*Dataset entries*:
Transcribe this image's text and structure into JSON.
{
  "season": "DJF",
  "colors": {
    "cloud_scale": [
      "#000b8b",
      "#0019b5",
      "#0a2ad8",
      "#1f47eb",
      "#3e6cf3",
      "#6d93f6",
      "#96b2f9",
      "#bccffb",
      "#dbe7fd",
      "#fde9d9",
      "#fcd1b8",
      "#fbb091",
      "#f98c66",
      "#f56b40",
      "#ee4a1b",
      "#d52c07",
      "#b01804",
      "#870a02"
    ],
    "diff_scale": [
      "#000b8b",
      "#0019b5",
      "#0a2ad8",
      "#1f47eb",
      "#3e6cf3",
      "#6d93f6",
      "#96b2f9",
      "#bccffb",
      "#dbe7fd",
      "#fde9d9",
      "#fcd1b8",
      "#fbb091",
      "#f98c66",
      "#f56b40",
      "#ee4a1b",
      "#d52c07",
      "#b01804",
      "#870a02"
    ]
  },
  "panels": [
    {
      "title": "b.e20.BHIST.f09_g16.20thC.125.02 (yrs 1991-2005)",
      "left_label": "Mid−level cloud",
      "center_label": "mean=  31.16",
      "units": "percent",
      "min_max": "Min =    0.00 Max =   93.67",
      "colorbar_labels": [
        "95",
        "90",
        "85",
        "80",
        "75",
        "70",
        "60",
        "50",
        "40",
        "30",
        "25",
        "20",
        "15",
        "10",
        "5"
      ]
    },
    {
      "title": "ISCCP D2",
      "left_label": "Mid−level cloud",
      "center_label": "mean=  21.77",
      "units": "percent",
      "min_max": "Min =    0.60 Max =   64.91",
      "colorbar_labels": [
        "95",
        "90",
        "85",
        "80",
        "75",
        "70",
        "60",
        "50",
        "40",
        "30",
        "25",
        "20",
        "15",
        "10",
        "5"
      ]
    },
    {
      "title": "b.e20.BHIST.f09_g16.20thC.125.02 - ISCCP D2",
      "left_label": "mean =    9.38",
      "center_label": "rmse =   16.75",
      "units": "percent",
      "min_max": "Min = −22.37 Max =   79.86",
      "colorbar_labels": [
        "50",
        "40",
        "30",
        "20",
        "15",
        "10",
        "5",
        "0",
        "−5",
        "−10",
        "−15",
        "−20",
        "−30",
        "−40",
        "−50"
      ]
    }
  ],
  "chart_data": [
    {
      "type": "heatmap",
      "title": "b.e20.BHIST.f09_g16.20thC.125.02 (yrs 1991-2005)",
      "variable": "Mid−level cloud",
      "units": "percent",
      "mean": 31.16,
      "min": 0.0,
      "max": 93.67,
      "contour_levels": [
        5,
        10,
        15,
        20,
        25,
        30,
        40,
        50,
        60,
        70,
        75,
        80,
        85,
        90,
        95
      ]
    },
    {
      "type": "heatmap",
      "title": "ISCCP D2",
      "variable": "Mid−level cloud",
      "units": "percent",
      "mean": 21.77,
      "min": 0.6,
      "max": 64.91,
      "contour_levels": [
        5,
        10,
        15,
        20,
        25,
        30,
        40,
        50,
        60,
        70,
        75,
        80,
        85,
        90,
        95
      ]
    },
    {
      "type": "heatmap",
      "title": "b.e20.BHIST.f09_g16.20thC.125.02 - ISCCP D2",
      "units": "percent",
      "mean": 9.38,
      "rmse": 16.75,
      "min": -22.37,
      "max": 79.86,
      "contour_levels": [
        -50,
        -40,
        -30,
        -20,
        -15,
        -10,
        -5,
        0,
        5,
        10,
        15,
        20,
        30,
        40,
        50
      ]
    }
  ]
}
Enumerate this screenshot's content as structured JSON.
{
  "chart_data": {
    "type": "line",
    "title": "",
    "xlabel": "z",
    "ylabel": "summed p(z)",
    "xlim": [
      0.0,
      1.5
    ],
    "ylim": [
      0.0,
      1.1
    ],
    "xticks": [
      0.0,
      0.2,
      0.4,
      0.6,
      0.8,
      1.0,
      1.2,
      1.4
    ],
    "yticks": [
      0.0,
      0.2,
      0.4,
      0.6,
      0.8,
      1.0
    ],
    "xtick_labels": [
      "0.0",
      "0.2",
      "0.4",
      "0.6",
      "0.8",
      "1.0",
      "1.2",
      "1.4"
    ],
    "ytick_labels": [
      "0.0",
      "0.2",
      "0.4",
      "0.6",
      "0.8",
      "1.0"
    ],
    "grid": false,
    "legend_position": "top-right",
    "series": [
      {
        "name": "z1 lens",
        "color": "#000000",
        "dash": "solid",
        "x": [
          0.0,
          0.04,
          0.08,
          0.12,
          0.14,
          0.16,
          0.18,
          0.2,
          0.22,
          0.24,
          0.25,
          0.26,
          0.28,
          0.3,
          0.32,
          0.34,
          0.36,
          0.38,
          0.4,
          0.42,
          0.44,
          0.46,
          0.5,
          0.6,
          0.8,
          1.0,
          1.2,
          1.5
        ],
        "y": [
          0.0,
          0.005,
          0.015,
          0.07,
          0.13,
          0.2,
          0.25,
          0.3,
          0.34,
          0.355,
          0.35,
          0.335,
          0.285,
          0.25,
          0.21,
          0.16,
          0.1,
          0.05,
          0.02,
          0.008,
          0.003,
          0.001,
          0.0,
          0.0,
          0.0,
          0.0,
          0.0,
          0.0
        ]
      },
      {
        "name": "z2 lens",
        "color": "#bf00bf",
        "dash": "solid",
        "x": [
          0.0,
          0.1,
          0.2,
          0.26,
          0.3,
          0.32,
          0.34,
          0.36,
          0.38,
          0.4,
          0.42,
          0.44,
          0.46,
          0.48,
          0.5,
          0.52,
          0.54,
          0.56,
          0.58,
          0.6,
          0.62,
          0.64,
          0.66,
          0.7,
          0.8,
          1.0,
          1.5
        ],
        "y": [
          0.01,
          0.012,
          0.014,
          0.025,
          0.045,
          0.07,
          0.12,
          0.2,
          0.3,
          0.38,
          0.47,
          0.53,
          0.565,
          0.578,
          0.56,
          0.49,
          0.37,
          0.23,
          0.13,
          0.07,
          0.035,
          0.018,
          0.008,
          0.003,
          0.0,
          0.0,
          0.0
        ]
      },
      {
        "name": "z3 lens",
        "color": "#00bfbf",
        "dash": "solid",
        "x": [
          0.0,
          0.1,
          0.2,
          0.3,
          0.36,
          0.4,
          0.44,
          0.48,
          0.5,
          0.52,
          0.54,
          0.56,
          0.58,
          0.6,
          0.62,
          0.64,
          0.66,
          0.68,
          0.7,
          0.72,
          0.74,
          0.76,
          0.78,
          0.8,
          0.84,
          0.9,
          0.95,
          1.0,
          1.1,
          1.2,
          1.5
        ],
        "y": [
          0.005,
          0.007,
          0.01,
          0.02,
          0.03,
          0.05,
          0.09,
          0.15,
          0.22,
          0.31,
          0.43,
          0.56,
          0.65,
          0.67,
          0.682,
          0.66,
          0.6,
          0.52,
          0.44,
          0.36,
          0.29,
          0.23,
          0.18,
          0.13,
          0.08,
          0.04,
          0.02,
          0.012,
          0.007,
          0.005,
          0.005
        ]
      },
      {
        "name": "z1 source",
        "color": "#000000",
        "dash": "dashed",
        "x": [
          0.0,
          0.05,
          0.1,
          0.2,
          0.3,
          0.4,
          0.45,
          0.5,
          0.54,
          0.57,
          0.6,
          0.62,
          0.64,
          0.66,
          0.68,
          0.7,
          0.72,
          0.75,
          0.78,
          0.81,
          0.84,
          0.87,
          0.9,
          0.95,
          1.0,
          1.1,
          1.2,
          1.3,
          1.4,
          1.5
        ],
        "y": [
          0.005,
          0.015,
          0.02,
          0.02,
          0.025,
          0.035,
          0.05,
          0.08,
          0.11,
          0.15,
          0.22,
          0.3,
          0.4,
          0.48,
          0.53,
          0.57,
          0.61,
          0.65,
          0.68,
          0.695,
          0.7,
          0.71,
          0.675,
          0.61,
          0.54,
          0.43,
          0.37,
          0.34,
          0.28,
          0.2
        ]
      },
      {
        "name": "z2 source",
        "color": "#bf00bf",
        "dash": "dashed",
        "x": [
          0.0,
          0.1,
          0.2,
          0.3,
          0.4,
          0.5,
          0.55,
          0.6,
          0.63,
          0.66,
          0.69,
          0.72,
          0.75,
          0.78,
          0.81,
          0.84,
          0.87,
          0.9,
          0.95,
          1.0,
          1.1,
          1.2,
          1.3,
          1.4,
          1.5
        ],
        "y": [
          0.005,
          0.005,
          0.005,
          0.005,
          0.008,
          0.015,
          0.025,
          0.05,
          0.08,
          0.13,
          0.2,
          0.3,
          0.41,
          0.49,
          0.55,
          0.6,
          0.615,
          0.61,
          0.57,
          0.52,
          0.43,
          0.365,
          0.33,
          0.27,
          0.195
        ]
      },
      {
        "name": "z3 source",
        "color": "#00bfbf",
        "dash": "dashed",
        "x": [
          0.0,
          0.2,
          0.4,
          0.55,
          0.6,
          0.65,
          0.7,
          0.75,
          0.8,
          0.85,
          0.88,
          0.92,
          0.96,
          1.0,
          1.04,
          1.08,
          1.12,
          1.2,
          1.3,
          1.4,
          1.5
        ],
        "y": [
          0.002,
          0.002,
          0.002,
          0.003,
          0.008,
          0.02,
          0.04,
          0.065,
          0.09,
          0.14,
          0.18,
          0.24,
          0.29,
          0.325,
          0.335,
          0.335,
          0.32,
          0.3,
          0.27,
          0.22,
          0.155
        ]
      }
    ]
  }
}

*What needs to be done*: Answer with a single number: the count of lines holding the word "source".

*Solution for this problem*: 3